--- begin ---

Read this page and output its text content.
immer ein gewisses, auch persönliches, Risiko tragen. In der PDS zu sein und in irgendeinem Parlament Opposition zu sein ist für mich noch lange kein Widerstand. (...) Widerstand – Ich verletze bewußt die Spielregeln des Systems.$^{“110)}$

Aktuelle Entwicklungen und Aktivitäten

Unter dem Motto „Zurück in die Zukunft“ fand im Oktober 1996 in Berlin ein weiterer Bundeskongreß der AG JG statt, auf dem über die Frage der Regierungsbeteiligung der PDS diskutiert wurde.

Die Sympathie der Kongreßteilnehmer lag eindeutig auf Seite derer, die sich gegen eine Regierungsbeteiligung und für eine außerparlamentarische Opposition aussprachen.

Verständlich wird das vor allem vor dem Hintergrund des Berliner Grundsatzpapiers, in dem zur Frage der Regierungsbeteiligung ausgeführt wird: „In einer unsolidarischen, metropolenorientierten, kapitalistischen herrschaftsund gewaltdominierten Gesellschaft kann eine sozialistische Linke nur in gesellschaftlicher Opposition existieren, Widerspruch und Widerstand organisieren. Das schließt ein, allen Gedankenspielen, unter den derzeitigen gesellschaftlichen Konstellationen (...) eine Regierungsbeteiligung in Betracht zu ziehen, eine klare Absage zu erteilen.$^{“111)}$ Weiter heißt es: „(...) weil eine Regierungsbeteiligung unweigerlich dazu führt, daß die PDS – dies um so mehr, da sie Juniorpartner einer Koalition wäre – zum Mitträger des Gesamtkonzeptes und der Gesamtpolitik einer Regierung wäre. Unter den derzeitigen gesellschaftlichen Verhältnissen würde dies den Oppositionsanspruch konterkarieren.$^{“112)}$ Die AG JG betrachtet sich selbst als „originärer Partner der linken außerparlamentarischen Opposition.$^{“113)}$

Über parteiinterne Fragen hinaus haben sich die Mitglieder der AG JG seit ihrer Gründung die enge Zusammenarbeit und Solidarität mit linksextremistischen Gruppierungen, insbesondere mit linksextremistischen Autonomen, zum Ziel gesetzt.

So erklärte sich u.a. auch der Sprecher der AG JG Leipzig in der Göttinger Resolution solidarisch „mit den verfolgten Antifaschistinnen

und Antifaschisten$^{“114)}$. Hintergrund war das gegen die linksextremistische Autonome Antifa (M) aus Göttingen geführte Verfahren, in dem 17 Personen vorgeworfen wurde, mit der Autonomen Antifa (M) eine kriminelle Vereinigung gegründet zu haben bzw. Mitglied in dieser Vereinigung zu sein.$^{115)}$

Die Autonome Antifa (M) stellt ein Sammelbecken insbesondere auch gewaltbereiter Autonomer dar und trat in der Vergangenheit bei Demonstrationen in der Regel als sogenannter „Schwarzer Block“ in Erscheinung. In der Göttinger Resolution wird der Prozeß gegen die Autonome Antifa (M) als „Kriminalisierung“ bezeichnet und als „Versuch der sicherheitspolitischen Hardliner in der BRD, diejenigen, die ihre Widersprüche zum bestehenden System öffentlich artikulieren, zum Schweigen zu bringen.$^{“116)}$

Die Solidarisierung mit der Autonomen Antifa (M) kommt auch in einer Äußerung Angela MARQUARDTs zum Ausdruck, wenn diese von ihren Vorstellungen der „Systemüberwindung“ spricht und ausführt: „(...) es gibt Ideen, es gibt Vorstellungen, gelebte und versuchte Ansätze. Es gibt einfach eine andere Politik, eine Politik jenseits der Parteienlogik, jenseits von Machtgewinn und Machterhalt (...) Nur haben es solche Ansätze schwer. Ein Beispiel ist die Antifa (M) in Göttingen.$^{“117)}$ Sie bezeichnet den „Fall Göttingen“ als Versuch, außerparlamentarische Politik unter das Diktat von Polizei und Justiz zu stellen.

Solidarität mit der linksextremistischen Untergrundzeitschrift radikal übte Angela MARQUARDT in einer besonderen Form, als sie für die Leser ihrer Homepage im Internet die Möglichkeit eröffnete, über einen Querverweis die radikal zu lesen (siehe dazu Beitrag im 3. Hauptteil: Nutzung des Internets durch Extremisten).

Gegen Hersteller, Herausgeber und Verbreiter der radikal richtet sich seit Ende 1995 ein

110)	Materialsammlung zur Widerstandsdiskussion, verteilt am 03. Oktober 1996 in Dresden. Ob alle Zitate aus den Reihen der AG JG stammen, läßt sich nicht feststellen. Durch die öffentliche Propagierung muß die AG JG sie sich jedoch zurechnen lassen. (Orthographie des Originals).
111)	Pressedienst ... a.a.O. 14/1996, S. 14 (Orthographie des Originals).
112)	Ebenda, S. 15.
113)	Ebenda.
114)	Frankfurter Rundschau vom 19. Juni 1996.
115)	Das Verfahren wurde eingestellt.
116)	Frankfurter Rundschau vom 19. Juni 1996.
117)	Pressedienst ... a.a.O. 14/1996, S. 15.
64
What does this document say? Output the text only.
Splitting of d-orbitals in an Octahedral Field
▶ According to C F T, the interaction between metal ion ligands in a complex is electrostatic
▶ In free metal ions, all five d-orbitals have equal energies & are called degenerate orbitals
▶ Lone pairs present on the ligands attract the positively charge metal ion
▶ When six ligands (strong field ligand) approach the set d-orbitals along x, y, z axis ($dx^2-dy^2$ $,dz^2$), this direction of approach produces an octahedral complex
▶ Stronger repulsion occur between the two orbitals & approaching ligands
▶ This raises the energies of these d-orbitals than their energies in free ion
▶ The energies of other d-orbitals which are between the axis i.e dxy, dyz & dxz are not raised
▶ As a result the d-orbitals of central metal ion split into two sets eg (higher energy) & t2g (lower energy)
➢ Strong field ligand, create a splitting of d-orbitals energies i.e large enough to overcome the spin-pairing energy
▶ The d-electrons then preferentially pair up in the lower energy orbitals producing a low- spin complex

--- end ---

### Work to be completed:
Write out once more the lines above beginning at the line with "What does this"; continue through the final line and stop there.

### Completed exercise:
What does this document say? Output the text only.
Splitting of d-orbitals in an Octahedral Field
▶ According to C F T, the interaction between metal ion ligands in a complex is electrostatic
▶ In free metal ions, all five d-orbitals have equal energies & are called degenerate orbitals
▶ Lone pairs present on the ligands attract the positively charge metal ion
▶ When six ligands (strong field ligand) approach the set d-orbitals along x, y, z axis ($dx^2-dy^2$ $,dz^2$), this direction of approach produces an octahedral complex
▶ Stronger repulsion occur between the two orbitals & approaching ligands
▶ This raises the energies of these d-orbitals than their energies in free ion
▶ The energies of other d-orbitals which are between the axis i.e dxy, dyz & dxz are not raised
▶ As a result the d-orbitals of central metal ion split into two sets eg (higher energy) & t2g (lower energy)
➢ Strong field ligand, create a splitting of d-orbitals energies i.e large enough to overcome the spin-pairing energy
▶ The d-electrons then preferentially pair up in the lower energy orbitals producing a low- spin complex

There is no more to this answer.